JOB - Beginning with the line that contains "Extract the structured", extract each line through the end of the listing below, with no additions or omissions.

RECORD EXTRACTS -
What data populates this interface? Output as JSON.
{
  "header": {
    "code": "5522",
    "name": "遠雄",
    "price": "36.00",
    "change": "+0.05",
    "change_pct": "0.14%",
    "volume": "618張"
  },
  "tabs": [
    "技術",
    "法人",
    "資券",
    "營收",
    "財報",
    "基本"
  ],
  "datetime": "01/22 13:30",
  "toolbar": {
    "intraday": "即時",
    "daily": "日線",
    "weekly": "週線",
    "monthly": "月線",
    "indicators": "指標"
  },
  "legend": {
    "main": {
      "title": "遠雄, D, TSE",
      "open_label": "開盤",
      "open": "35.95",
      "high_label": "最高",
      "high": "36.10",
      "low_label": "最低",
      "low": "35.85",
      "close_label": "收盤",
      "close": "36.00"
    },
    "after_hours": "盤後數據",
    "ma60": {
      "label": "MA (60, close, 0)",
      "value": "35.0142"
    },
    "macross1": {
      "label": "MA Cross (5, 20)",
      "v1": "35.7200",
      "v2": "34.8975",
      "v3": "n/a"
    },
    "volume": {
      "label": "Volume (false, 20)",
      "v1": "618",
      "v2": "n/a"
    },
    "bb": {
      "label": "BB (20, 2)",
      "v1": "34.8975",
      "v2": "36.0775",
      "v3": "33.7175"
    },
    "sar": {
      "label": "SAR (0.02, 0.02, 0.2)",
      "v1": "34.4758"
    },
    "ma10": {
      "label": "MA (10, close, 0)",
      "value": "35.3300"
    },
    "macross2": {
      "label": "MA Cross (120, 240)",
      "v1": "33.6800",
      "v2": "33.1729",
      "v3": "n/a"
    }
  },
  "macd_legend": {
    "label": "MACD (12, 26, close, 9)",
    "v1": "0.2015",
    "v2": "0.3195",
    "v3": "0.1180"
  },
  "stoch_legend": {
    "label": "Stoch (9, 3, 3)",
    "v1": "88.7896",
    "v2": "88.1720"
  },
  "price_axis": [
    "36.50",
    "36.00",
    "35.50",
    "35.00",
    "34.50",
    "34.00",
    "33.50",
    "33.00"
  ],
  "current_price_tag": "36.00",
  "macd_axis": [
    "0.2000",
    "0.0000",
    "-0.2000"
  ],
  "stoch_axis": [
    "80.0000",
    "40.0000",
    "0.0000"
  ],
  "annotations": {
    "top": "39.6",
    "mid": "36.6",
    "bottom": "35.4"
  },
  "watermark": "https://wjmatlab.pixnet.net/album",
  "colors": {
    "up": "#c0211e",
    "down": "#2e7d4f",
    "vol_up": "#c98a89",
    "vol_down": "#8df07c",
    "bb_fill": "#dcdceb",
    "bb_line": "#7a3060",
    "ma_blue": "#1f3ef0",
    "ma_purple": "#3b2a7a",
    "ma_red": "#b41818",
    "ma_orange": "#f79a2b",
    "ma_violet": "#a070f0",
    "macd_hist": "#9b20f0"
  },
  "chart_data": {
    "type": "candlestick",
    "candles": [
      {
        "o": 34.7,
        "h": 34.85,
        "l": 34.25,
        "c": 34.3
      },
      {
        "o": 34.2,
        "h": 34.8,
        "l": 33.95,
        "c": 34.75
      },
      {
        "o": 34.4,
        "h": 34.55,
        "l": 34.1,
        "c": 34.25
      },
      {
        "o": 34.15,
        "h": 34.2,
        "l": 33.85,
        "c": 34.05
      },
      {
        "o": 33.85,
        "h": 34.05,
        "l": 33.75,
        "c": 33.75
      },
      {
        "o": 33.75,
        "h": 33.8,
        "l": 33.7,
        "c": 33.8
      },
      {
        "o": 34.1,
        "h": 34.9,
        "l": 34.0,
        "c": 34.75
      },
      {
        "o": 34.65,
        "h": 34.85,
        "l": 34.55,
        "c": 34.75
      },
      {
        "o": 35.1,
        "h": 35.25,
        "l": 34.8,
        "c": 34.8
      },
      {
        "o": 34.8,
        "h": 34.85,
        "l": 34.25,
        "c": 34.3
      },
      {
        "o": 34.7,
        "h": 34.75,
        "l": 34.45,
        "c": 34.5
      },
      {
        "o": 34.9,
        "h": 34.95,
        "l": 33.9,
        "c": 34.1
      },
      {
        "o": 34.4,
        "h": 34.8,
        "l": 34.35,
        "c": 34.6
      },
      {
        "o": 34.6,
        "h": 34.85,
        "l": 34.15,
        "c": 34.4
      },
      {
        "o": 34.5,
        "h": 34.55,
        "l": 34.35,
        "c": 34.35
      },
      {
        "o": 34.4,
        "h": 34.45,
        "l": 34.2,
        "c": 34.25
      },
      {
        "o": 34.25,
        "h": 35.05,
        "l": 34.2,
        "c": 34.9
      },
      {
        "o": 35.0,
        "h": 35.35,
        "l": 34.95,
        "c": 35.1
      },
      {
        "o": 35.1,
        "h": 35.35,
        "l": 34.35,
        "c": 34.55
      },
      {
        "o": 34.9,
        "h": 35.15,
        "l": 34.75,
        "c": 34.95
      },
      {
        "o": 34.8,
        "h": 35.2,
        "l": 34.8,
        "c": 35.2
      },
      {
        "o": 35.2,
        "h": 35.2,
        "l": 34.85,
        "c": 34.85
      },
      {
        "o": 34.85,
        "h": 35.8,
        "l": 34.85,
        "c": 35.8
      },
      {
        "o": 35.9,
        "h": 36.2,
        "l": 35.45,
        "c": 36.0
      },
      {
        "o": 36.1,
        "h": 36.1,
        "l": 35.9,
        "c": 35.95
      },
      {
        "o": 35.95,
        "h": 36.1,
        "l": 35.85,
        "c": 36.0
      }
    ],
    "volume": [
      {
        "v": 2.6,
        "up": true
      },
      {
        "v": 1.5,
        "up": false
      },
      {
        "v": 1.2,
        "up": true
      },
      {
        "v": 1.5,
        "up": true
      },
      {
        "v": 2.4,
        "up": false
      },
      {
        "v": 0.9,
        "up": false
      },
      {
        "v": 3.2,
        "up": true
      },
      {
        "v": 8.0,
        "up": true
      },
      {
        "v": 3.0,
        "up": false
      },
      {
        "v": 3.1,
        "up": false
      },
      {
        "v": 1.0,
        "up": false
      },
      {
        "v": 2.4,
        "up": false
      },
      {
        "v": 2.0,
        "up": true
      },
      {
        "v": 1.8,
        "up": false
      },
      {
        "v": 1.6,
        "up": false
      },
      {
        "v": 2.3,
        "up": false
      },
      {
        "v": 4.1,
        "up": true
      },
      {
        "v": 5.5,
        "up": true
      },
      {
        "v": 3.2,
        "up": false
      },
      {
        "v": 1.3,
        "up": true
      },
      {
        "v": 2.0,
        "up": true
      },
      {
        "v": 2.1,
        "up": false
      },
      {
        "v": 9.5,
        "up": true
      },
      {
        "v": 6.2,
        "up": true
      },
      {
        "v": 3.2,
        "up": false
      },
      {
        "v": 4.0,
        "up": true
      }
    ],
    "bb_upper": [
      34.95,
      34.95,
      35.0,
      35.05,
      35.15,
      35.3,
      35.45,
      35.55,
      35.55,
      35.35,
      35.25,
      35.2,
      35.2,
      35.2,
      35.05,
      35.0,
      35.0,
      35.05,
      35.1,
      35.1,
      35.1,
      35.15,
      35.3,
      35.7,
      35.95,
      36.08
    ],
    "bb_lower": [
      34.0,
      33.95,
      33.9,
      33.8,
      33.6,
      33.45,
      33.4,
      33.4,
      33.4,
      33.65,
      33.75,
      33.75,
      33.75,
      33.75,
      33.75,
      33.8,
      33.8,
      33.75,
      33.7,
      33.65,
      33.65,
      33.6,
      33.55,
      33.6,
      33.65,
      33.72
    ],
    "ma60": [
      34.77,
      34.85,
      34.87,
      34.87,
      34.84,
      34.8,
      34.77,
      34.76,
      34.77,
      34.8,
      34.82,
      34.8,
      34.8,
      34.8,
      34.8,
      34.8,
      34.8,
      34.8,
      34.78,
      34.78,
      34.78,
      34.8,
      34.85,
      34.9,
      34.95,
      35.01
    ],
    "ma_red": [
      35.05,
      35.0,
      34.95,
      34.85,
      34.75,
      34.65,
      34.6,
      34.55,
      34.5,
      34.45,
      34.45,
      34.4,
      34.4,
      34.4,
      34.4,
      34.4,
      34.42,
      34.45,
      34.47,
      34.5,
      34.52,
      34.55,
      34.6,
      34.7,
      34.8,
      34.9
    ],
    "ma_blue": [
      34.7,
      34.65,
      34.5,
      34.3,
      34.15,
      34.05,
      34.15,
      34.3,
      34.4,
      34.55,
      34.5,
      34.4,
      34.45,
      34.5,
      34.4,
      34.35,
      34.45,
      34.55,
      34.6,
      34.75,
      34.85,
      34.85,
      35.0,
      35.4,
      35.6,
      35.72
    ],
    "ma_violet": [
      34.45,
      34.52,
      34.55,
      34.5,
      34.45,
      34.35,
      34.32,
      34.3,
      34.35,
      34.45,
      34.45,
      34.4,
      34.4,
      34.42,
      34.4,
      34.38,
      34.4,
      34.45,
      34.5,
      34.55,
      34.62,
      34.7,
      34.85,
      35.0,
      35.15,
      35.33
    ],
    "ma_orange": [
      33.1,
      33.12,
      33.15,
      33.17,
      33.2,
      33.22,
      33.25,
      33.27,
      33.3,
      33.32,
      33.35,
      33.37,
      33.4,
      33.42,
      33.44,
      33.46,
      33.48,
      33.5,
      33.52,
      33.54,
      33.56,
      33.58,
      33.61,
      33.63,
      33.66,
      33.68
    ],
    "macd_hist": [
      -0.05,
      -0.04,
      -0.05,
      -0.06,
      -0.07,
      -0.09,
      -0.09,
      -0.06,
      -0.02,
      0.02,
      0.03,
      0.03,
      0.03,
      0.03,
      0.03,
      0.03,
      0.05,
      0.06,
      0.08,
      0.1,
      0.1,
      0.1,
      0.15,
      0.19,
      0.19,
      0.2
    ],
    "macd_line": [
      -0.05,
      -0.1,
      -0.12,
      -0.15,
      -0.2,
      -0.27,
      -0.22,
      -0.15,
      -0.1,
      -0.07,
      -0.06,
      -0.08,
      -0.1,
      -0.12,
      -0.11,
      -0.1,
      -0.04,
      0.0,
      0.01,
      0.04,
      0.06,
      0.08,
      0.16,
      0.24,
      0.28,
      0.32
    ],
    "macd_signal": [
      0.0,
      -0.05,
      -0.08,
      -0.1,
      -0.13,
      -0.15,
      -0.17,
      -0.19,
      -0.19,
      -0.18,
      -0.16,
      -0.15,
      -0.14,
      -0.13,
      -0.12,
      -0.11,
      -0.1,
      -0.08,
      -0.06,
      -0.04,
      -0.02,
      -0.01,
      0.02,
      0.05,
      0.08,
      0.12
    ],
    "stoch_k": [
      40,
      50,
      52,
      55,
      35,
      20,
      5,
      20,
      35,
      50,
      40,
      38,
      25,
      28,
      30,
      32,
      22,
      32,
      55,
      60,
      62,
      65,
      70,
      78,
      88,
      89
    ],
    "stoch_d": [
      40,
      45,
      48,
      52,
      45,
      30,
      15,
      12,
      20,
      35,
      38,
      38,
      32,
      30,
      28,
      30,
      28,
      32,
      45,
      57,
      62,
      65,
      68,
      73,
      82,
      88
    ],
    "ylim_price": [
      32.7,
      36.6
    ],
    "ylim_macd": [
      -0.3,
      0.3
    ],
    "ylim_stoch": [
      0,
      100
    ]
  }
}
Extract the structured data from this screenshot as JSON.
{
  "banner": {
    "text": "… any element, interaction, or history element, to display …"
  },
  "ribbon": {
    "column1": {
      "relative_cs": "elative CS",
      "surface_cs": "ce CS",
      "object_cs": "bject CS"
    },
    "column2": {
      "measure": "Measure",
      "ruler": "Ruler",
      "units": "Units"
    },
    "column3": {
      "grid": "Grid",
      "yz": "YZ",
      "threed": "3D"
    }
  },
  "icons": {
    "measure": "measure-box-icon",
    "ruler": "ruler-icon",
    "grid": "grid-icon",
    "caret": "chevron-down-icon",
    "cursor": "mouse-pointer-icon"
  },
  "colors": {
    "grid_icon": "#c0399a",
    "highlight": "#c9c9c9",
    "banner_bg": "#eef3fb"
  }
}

ANSWER IN FULL -
Extract the structured data from this screenshot as JSON.
{
  "banner": {
    "text": "… any element, interaction, or history element, to display …"
  },
  "ribbon": {
    "column1": {
      "relative_cs": "elative CS",
      "surface_cs": "ce CS",
      "object_cs": "bject CS"
    },
    "column2": {
      "measure": "Measure",
      "ruler": "Ruler",
      "units": "Units"
    },
    "column3": {
      "grid": "Grid",
      "yz": "YZ",
      "threed": "3D"
    }
  },
  "icons": {
    "measure": "measure-box-icon",
    "ruler": "ruler-icon",
    "grid": "grid-icon",
    "caret": "chevron-down-icon",
    "cursor": "mouse-pointer-icon"
  },
  "colors": {
    "grid_icon": "#c0399a",
    "highlight": "#c9c9c9",
    "banner_bg": "#eef3fb"
  }
}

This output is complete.